**** EXTRACTED RECORDS ****
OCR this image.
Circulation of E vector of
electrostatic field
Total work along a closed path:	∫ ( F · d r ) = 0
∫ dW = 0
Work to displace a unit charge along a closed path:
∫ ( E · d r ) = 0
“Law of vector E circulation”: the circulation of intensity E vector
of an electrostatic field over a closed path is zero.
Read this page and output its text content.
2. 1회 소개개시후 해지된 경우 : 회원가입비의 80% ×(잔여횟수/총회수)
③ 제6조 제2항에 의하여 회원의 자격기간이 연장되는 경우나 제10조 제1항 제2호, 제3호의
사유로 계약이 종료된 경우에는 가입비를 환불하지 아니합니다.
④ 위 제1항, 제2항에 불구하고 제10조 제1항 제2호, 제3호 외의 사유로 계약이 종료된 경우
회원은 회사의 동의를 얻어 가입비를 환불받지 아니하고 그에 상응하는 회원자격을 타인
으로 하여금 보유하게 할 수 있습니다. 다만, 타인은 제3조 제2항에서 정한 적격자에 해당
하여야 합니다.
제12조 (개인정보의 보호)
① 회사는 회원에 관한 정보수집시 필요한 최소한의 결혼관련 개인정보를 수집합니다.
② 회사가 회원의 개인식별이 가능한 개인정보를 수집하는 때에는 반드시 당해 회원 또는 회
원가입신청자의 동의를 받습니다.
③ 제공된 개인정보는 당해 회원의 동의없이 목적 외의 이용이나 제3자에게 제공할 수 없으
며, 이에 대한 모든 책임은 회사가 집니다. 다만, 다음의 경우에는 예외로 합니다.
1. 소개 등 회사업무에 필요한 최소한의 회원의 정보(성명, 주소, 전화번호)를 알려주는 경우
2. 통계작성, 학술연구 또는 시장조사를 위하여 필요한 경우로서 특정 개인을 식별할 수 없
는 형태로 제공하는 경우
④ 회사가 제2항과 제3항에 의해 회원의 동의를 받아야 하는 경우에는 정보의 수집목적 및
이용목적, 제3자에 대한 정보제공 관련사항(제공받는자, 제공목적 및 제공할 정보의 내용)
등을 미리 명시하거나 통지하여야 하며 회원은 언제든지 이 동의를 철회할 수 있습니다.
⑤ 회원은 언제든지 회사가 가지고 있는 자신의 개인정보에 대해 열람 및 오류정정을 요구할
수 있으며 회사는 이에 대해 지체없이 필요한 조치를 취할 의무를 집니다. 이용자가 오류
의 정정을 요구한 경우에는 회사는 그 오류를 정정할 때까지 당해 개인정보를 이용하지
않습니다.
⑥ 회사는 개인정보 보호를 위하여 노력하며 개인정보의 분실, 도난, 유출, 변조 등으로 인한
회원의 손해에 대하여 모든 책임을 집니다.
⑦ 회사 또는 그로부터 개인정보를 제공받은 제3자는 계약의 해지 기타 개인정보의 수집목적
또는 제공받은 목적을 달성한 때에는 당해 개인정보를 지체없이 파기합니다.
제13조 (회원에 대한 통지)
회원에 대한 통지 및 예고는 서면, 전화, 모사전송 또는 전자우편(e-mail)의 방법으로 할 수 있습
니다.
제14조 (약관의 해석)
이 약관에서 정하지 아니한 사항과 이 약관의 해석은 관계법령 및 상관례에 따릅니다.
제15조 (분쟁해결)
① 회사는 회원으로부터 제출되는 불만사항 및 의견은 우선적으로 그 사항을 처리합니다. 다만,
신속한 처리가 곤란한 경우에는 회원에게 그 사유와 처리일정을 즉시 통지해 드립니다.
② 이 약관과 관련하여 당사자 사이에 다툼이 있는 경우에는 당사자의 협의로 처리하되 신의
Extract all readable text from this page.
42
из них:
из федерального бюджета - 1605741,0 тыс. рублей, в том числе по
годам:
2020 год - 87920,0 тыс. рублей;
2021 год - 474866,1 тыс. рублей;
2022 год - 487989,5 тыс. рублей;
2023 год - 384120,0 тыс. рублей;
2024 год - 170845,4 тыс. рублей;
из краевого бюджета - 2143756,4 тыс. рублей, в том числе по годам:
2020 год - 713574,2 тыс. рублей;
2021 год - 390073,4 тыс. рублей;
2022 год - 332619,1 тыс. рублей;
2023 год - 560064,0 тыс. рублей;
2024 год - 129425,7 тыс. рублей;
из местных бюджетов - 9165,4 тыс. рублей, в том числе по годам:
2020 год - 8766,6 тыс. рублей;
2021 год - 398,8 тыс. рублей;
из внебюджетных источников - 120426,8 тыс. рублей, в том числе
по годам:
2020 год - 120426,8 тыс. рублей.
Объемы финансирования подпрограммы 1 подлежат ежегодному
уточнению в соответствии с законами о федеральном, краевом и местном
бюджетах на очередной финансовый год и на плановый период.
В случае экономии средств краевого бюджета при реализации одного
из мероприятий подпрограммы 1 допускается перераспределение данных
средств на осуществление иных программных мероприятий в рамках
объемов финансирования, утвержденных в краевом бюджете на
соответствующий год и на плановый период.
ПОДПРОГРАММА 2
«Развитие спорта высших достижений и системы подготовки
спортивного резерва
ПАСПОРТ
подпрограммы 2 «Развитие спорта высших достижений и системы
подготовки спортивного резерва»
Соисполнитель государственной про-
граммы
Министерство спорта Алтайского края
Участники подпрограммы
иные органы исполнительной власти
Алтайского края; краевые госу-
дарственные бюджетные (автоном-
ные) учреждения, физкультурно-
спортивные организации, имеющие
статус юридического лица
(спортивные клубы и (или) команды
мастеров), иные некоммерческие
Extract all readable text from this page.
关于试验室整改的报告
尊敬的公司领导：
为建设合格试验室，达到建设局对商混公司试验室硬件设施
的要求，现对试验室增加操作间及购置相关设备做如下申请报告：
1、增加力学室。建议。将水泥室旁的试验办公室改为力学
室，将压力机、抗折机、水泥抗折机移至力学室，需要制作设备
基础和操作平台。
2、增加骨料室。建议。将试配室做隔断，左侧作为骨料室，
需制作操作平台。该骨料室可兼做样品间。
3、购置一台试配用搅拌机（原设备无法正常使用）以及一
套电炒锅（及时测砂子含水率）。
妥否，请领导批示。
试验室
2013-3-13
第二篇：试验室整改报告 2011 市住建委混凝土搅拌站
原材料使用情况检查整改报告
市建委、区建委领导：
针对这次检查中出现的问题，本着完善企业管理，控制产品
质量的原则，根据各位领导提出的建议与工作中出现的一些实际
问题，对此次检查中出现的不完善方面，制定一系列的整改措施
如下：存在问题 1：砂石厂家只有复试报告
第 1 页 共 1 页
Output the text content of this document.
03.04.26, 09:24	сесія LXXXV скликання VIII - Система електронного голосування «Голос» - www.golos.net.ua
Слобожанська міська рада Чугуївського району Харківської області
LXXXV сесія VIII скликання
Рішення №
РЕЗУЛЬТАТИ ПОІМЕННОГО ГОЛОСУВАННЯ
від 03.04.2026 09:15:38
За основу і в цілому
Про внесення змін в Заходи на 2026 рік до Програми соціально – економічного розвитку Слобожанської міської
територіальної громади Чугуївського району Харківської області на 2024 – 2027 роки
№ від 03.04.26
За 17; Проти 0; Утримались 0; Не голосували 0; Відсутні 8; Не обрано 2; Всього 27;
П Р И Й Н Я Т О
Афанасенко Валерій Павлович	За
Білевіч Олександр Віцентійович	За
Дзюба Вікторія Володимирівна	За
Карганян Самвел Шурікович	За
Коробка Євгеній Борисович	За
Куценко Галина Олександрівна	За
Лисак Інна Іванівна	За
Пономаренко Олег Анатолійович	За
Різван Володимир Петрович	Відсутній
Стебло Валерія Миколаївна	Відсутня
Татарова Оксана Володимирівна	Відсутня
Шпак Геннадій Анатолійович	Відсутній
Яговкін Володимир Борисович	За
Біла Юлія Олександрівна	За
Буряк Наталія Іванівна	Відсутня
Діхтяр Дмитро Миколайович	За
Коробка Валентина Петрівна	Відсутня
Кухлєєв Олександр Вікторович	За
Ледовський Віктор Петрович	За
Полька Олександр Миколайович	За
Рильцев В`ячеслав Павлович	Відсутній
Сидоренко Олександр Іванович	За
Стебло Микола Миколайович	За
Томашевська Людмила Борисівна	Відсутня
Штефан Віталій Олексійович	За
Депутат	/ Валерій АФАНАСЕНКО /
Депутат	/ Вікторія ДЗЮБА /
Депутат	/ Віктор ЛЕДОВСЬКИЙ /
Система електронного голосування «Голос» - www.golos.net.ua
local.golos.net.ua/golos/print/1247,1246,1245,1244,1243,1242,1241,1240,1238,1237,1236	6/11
****
- [WHAT IS REQUIRED]:
Return all lines containing the word "плановый".

- [RESPONSE TO THIS EXERCISE]:
бюджетах на очередной финансовый год и на плановый период.
соответствующий год и на плановый период.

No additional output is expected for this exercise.